| Given task |
Of the lines in the entries below, state how many hold the word "Device". Say nothing else.

| Data listing |

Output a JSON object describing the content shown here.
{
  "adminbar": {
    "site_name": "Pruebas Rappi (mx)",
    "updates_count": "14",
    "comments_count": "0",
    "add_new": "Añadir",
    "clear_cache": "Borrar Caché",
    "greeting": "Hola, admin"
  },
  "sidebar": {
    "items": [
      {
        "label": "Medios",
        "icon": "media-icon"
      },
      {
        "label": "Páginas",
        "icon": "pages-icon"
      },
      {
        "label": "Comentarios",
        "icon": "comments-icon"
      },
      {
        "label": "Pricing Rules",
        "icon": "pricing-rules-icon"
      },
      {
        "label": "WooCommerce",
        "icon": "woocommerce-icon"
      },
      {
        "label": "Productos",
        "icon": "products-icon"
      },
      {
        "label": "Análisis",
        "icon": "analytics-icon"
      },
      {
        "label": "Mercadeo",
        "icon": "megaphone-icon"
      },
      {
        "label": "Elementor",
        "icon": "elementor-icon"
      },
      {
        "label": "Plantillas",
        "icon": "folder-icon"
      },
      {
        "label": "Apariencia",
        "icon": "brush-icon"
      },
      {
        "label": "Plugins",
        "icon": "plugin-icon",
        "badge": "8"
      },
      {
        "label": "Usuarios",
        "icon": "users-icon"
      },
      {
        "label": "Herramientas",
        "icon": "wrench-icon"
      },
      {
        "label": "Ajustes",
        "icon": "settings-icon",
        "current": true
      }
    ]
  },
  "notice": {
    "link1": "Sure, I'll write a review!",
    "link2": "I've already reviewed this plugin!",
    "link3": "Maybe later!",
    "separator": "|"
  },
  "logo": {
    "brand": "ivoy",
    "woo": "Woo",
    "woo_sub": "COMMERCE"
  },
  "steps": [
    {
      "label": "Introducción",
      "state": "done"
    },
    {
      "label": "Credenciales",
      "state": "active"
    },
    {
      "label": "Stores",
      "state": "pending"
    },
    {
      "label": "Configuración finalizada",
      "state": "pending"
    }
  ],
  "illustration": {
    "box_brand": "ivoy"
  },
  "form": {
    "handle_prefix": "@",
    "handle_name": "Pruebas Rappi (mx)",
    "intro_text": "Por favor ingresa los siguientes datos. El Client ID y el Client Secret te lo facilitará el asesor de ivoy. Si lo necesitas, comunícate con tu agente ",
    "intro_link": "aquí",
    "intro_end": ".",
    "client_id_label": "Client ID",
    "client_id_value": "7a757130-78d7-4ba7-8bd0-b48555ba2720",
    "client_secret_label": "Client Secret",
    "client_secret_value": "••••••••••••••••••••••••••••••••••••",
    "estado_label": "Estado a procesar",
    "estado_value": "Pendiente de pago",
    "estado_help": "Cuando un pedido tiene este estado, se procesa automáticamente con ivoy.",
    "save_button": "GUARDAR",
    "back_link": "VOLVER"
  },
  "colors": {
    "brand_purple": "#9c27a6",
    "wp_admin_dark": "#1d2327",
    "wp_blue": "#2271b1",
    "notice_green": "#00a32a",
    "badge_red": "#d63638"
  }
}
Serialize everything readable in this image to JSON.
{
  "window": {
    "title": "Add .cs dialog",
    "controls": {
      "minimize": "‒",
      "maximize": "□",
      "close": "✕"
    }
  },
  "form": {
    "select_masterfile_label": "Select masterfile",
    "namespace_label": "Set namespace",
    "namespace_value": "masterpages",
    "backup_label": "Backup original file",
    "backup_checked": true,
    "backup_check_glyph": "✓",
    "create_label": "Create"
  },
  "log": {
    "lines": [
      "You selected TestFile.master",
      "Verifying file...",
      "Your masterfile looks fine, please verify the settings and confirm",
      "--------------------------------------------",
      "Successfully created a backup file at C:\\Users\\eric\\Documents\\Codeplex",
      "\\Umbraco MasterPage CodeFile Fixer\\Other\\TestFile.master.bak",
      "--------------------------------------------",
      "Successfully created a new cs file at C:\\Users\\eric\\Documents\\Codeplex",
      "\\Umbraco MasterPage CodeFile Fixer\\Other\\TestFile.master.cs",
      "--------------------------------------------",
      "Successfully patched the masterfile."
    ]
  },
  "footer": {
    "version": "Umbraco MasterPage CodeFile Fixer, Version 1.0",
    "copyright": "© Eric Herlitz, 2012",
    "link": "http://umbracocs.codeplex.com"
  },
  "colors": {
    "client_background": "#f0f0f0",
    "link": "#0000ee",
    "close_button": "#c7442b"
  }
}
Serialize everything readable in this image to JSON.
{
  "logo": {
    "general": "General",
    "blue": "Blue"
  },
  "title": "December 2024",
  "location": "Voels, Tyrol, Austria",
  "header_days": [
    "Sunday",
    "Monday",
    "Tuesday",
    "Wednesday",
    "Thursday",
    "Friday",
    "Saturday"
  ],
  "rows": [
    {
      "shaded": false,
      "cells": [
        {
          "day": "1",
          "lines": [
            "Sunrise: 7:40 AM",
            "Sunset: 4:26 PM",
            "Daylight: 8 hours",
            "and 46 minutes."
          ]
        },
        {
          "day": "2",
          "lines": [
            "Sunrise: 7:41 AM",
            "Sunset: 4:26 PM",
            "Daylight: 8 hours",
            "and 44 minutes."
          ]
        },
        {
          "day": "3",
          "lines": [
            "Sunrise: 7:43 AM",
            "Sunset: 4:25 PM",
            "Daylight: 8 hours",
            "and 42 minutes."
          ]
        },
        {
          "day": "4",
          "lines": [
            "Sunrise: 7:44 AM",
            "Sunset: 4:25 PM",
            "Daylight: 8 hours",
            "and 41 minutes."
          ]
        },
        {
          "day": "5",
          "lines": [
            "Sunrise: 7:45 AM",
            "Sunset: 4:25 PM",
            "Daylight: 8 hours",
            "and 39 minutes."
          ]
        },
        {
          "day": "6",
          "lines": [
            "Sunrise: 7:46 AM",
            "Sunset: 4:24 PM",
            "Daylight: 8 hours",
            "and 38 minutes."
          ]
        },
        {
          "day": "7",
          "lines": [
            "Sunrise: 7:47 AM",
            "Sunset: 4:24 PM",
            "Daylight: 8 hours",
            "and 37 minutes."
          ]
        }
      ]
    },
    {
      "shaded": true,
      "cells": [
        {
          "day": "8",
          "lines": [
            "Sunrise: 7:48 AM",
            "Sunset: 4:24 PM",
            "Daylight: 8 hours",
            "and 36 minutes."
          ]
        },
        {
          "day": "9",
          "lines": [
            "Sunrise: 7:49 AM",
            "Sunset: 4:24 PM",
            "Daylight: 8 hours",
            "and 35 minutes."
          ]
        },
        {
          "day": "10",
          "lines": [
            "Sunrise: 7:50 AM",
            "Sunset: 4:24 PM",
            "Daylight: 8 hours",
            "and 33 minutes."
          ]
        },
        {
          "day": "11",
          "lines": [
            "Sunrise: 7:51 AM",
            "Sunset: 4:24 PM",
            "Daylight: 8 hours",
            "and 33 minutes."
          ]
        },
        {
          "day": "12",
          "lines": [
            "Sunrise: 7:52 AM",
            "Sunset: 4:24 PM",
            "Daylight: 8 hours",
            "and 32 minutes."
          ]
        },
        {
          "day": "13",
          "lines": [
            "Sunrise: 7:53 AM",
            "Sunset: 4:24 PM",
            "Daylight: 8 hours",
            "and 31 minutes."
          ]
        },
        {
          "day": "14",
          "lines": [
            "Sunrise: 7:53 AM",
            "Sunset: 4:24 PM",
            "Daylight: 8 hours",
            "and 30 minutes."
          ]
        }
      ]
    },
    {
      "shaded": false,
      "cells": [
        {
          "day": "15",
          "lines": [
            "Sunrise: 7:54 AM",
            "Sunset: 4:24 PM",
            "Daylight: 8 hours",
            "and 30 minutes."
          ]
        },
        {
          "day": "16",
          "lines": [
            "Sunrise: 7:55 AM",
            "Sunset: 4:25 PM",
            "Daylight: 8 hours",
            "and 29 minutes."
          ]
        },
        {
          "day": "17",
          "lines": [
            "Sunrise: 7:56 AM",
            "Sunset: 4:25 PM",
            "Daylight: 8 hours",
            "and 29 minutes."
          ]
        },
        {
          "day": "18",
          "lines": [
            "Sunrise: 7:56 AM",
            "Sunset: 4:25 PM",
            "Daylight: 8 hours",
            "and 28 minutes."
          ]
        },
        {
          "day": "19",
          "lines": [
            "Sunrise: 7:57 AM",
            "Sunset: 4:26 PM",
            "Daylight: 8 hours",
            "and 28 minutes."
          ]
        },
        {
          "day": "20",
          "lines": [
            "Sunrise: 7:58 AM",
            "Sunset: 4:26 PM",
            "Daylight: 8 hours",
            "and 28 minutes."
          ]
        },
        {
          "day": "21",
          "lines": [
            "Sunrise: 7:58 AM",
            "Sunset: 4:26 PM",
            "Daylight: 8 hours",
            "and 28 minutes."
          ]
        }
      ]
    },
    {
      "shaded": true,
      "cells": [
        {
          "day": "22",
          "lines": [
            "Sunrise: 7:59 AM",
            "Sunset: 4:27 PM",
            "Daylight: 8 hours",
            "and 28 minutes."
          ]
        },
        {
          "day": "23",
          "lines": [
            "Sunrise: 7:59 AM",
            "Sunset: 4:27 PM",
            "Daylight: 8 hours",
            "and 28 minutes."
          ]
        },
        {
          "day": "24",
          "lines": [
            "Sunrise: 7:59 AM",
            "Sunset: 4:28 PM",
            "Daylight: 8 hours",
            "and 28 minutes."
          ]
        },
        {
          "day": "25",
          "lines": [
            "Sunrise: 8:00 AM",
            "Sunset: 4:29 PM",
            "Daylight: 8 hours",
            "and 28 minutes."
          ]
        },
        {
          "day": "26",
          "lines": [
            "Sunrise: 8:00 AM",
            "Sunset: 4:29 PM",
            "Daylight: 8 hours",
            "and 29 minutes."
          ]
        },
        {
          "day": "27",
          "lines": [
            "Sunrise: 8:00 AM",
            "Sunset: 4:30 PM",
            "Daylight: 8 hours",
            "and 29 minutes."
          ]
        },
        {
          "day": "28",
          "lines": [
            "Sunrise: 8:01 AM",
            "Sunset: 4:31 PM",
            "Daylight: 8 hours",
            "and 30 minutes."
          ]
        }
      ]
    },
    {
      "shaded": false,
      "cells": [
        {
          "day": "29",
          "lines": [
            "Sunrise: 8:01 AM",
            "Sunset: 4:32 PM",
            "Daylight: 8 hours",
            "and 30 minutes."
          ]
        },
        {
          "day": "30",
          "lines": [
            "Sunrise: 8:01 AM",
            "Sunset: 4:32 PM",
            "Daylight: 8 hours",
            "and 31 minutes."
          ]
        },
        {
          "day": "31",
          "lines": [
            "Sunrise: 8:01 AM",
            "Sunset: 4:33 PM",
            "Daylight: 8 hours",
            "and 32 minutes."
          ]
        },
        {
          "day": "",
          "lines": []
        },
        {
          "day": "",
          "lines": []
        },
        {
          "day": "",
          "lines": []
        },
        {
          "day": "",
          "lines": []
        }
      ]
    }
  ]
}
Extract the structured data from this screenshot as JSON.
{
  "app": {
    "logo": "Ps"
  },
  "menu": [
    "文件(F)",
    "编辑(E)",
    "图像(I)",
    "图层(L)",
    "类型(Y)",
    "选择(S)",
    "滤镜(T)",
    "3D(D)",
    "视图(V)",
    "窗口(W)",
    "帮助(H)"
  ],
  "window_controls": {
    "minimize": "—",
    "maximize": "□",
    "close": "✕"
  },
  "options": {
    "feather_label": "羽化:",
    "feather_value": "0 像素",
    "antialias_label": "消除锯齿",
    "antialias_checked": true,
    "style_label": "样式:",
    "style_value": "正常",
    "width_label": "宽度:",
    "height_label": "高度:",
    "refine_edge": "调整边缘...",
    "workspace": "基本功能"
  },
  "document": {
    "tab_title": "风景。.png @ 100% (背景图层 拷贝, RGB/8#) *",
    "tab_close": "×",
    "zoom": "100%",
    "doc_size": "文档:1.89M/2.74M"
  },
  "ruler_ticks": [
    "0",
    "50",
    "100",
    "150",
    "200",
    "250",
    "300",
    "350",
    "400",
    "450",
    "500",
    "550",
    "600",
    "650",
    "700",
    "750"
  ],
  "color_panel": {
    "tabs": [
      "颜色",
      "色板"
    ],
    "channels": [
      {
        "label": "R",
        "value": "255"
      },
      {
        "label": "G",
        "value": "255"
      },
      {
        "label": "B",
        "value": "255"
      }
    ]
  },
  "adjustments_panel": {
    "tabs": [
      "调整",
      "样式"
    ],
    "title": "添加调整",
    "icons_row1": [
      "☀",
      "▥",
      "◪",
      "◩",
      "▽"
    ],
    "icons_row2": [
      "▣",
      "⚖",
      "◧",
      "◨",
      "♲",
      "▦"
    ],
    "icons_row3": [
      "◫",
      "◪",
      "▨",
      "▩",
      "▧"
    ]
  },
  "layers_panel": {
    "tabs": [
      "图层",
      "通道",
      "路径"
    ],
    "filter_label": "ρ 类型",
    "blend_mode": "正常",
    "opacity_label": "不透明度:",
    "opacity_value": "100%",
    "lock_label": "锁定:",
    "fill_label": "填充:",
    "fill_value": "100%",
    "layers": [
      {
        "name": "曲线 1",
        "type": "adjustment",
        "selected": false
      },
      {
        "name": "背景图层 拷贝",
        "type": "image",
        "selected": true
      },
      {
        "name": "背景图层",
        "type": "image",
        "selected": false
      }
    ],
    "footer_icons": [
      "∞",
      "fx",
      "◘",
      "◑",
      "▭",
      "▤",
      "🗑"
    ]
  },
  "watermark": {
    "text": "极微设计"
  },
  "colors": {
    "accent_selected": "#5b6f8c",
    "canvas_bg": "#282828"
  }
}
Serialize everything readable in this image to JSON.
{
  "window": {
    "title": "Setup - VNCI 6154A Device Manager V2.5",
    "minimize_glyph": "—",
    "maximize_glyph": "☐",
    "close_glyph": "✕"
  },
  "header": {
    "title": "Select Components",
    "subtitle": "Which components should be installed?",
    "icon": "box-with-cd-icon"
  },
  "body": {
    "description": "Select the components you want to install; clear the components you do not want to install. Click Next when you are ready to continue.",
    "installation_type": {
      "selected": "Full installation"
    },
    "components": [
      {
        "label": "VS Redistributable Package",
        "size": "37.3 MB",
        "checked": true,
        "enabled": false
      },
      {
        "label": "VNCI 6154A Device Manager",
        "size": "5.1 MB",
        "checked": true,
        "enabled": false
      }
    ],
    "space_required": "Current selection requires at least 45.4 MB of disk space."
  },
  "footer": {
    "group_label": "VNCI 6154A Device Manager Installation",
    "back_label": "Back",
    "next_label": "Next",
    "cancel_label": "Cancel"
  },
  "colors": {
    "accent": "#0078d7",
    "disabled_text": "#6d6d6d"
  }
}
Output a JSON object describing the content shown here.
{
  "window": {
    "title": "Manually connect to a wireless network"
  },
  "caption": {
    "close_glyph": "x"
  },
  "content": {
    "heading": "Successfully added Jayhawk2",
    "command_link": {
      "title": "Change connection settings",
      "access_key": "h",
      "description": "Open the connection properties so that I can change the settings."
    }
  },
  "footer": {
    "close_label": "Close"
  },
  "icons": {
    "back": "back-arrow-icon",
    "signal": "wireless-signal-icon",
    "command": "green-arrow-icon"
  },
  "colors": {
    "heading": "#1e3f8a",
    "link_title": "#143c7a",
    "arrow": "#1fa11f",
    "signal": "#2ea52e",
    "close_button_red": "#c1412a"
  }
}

| Answer to this task |
3